PROBLEM TO WORK ON - Go through the material and write it all out exactly, minus the pictures.

____

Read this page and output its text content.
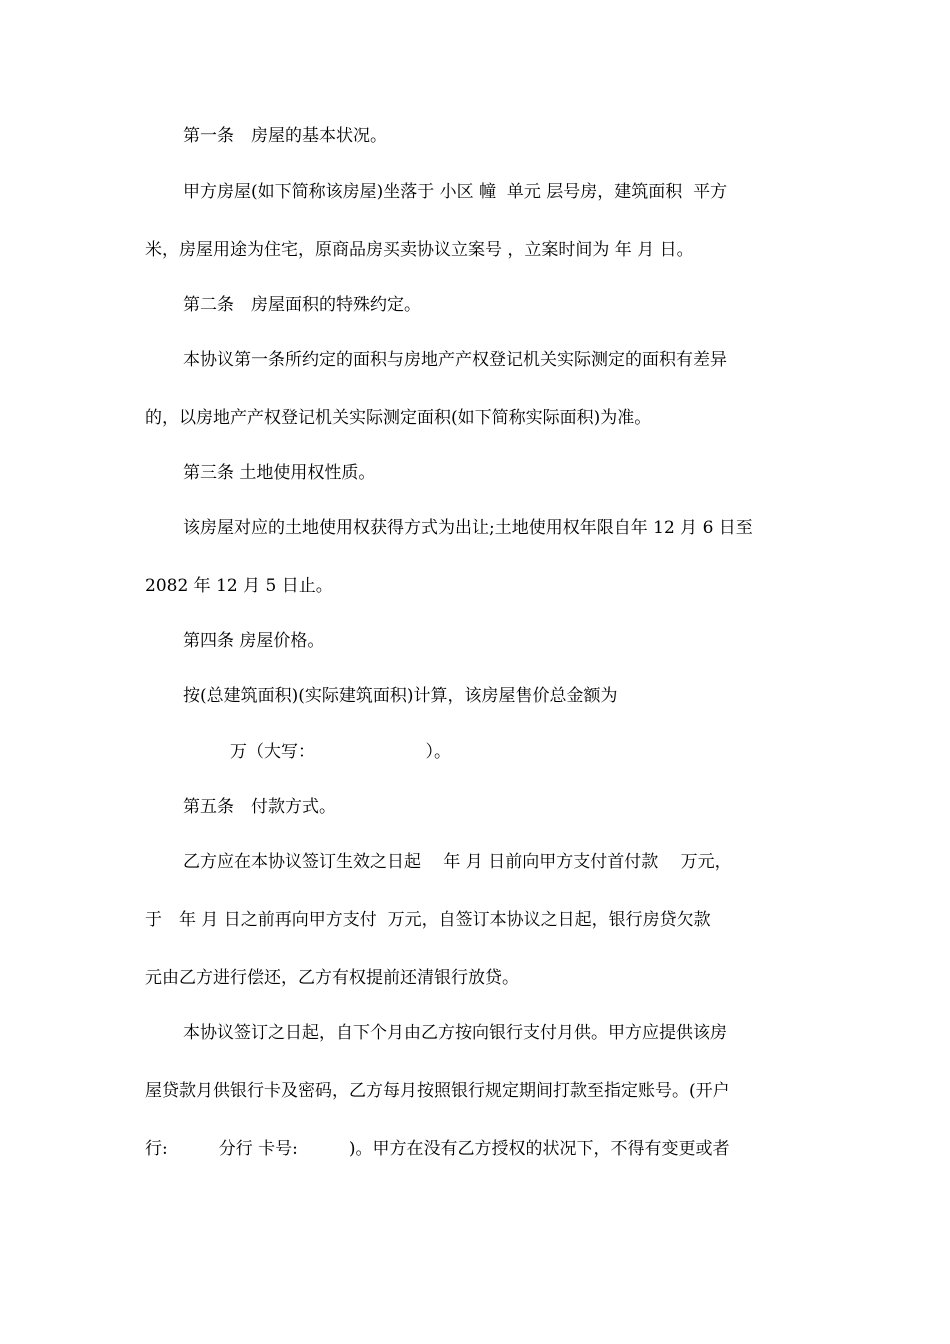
第一条　房屋的基本状况。
甲方房屋(如下简称该房屋)坐落于 小区 幢  单元 层号房，建筑面积  平方
米，房屋用途为住宅，原商品房买卖协议立案号 ，立案时间为 年 月 日。
第二条　房屋面积的特殊约定。
本协议第一条所约定的面积与房地产产权登记机关实际测定的面积有差异
的，以房地产产权登记机关实际测定面积(如下简称实际面积)为准。
第三条 土地使用权性质。
该房屋对应的土地使用权获得方式为出让;土地使用权年限自年 12 月 6 日至
2082 年 12 月 5 日止。
第四条 房屋价格。
按(总建筑面积)(实际建筑面积)计算，该房屋售价总金额为
万（大写：　　　　　　　）。
第五条　付款方式。
乙方应在本协议签订生效之日起　 年 月 日前向甲方支付首付款　 万元，
于　年 月 日之前再向甲方支付  万元，自签订本协议之日起，银行房贷欠款
元由乙方进行偿还，乙方有权提前还清银行放贷。
本协议签订之日起，自下个月由乙方按向银行支付月供。甲方应提供该房
屋贷款月供银行卡及密码，乙方每月按照银行规定期间打款至指定账号。(开户
行:　　　分行 卡号:　　　)。甲方在没有乙方授权的状况下，不得有变更或者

____

OUTPUT FOR THIS EXERCISE -
Read this page and output its text content.
第一条　房屋的基本状况。
甲方房屋(如下简称该房屋)坐落于 小区 幢  单元 层号房，建筑面积  平方
米，房屋用途为住宅，原商品房买卖协议立案号 ，立案时间为 年 月 日。
第二条　房屋面积的特殊约定。
本协议第一条所约定的面积与房地产产权登记机关实际测定的面积有差异
的，以房地产产权登记机关实际测定面积(如下简称实际面积)为准。
第三条 土地使用权性质。
该房屋对应的土地使用权获得方式为出让;土地使用权年限自年 12 月 6 日至
2082 年 12 月 5 日止。
第四条 房屋价格。
按(总建筑面积)(实际建筑面积)计算，该房屋售价总金额为
万（大写：　　　　　　　）。
第五条　付款方式。
乙方应在本协议签订生效之日起　 年 月 日前向甲方支付首付款　 万元，
于　年 月 日之前再向甲方支付  万元，自签订本协议之日起，银行房贷欠款
元由乙方进行偿还，乙方有权提前还清银行放贷。
本协议签订之日起，自下个月由乙方按向银行支付月供。甲方应提供该房
屋贷款月供银行卡及密码，乙方每月按照银行规定期间打款至指定账号。(开户
行:　　　分行 卡号:　　　)。甲方在没有乙方授权的状况下，不得有变更或者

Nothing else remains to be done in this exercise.